>>>>>
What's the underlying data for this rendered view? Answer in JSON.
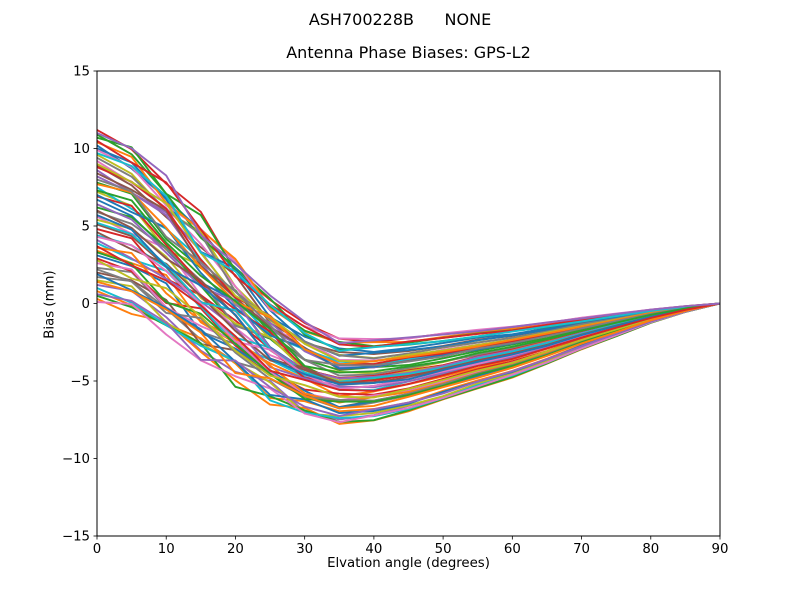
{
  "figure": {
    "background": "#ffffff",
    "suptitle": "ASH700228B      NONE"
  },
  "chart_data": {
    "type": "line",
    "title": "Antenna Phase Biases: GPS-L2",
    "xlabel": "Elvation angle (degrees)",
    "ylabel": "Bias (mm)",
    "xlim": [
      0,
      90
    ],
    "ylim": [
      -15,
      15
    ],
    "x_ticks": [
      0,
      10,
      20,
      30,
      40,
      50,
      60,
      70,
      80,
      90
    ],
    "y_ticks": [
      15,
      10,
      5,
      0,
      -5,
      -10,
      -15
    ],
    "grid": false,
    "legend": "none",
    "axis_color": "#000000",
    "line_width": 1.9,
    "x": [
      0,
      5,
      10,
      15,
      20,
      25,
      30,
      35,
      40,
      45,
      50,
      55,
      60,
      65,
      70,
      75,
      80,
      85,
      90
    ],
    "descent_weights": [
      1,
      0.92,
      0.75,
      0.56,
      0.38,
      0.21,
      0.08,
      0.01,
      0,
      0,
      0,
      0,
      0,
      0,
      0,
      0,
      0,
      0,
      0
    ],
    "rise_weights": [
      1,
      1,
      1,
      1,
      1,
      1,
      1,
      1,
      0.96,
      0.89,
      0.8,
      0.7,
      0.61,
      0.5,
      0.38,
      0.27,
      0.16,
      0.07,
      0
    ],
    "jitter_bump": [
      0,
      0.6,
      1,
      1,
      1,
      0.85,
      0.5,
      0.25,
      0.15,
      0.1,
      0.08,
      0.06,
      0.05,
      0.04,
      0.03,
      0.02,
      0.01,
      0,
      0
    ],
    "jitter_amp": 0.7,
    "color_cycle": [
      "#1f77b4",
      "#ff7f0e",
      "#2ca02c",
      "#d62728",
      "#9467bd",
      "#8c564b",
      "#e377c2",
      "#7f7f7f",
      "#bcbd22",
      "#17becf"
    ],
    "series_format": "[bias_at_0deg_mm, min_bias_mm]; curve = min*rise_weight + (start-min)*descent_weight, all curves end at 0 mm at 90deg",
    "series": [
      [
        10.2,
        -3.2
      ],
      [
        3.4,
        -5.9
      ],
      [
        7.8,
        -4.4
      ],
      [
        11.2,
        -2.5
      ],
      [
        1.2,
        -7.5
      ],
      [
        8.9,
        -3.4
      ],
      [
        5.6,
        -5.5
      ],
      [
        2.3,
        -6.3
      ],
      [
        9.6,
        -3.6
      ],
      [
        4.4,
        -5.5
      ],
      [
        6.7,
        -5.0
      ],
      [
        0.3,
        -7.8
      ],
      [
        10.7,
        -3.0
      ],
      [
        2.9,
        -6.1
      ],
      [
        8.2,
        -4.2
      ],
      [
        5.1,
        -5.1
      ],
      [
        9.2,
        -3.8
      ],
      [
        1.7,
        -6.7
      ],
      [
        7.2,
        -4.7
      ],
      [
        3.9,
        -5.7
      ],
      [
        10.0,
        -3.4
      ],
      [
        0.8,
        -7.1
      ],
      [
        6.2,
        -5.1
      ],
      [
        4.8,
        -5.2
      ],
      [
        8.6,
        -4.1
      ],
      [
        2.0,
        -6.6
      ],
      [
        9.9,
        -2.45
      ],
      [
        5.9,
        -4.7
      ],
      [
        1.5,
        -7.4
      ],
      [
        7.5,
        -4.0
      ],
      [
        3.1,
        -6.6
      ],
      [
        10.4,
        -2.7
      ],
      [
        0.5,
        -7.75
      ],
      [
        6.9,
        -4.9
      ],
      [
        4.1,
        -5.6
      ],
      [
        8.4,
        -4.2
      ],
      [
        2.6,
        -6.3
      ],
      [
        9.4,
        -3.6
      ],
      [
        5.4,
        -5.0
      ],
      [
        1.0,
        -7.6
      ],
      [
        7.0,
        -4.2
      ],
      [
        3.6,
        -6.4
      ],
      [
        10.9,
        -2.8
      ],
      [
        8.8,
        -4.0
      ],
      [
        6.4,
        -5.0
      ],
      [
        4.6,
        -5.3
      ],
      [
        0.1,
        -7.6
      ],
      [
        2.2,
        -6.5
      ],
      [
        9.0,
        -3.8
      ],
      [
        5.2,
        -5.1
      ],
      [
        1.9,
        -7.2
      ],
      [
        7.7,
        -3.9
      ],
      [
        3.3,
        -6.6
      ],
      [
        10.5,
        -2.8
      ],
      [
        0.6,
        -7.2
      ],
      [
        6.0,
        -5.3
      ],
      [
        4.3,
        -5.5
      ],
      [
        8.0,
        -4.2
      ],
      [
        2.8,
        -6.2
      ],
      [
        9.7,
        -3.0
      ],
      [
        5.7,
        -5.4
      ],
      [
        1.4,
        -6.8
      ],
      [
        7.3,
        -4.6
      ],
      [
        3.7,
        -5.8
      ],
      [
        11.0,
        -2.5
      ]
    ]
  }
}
<<<<<
TASK BRIEF:
Copy the listing over exactly, skipping the pictures it holds.

FINISHED EXERCISE:
What's the underlying data for this rendered view? Answer in JSON.
{
  "figure": {
    "background": "#ffffff",
    "suptitle": "ASH700228B      NONE"
  },
  "chart_data": {
    "type": "line",
    "title": "Antenna Phase Biases: GPS-L2",
    "xlabel": "Elvation angle (degrees)",
    "ylabel": "Bias (mm)",
    "xlim": [
      0,
      90
    ],
    "ylim": [
      -15,
      15
    ],
    "x_ticks": [
      0,
      10,
      20,
      30,
      40,
      50,
      60,
      70,
      80,
      90
    ],
    "y_ticks": [
      15,
      10,
      5,
      0,
      -5,
      -10,
      -15
    ],
    "grid": false,
    "legend": "none",
    "axis_color": "#000000",
    "line_width": 1.9,
    "x": [
      0,
      5,
      10,
      15,
      20,
      25,
      30,
      35,
      40,
      45,
      50,
      55,
      60,
      65,
      70,
      75,
      80,
      85,
      90
    ],
    "descent_weights": [
      1,
      0.92,
      0.75,
      0.56,
      0.38,
      0.21,
      0.08,
      0.01,
      0,
      0,
      0,
      0,
      0,
      0,
      0,
      0,
      0,
      0,
      0
    ],
    "rise_weights": [
      1,
      1,
      1,
      1,
      1,
      1,
      1,
      1,
      0.96,
      0.89,
      0.8,
      0.7,
      0.61,
      0.5,
      0.38,
      0.27,
      0.16,
      0.07,
      0
    ],
    "jitter_bump": [
      0,
      0.6,
      1,
      1,
      1,
      0.85,
      0.5,
      0.25,
      0.15,
      0.1,
      0.08,
      0.06,
      0.05,
      0.04,
      0.03,
      0.02,
      0.01,
      0,
      0
    ],
    "jitter_amp": 0.7,
    "color_cycle": [
      "#1f77b4",
      "#ff7f0e",
      "#2ca02c",
      "#d62728",
      "#9467bd",
      "#8c564b",
      "#e377c2",
      "#7f7f7f",
      "#bcbd22",
      "#17becf"
    ],
    "series_format": "[bias_at_0deg_mm, min_bias_mm]; curve = min*rise_weight + (start-min)*descent_weight, all curves end at 0 mm at 90deg",
    "series": [
      [
        10.2,
        -3.2
      ],
      [
        3.4,
        -5.9
      ],
      [
        7.8,
        -4.4
      ],
      [
        11.2,
        -2.5
      ],
      [
        1.2,
        -7.5
      ],
      [
        8.9,
        -3.4
      ],
      [
        5.6,
        -5.5
      ],
      [
        2.3,
        -6.3
      ],
      [
        9.6,
        -3.6
      ],
      [
        4.4,
        -5.5
      ],
      [
        6.7,
        -5.0
      ],
      [
        0.3,
        -7.8
      ],
      [
        10.7,
        -3.0
      ],
      [
        2.9,
        -6.1
      ],
      [
        8.2,
        -4.2
      ],
      [
        5.1,
        -5.1
      ],
      [
        9.2,
        -3.8
      ],
      [
        1.7,
        -6.7
      ],
      [
        7.2,
        -4.7
      ],
      [
        3.9,
        -5.7
      ],
      [
        10.0,
        -3.4
      ],
      [
        0.8,
        -7.1
      ],
      [
        6.2,
        -5.1
      ],
      [
        4.8,
        -5.2
      ],
      [
        8.6,
        -4.1
      ],
      [
        2.0,
        -6.6
      ],
      [
        9.9,
        -2.45
      ],
      [
        5.9,
        -4.7
      ],
      [
        1.5,
        -7.4
      ],
      [
        7.5,
        -4.0
      ],
      [
        3.1,
        -6.6
      ],
      [
        10.4,
        -2.7
      ],
      [
        0.5,
        -7.75
      ],
      [
        6.9,
        -4.9
      ],
      [
        4.1,
        -5.6
      ],
      [
        8.4,
        -4.2
      ],
      [
        2.6,
        -6.3
      ],
      [
        9.4,
        -3.6
      ],
      [
        5.4,
        -5.0
      ],
      [
        1.0,
        -7.6
      ],
      [
        7.0,
        -4.2
      ],
      [
        3.6,
        -6.4
      ],
      [
        10.9,
        -2.8
      ],
      [
        8.8,
        -4.0
      ],
      [
        6.4,
        -5.0
      ],
      [
        4.6,
        -5.3
      ],
      [
        0.1,
        -7.6
      ],
      [
        2.2,
        -6.5
      ],
      [
        9.0,
        -3.8
      ],
      [
        5.2,
        -5.1
      ],
      [
        1.9,
        -7.2
      ],
      [
        7.7,
        -3.9
      ],
      [
        3.3,
        -6.6
      ],
      [
        10.5,
        -2.8
      ],
      [
        0.6,
        -7.2
      ],
      [
        6.0,
        -5.3
      ],
      [
        4.3,
        -5.5
      ],
      [
        8.0,
        -4.2
      ],
      [
        2.8,
        -6.2
      ],
      [
        9.7,
        -3.0
      ],
      [
        5.7,
        -5.4
      ],
      [
        1.4,
        -6.8
      ],
      [
        7.3,
        -4.6
      ],
      [
        3.7,
        -5.8
      ],
      [
        11.0,
        -2.5
      ]
    ]
  }
}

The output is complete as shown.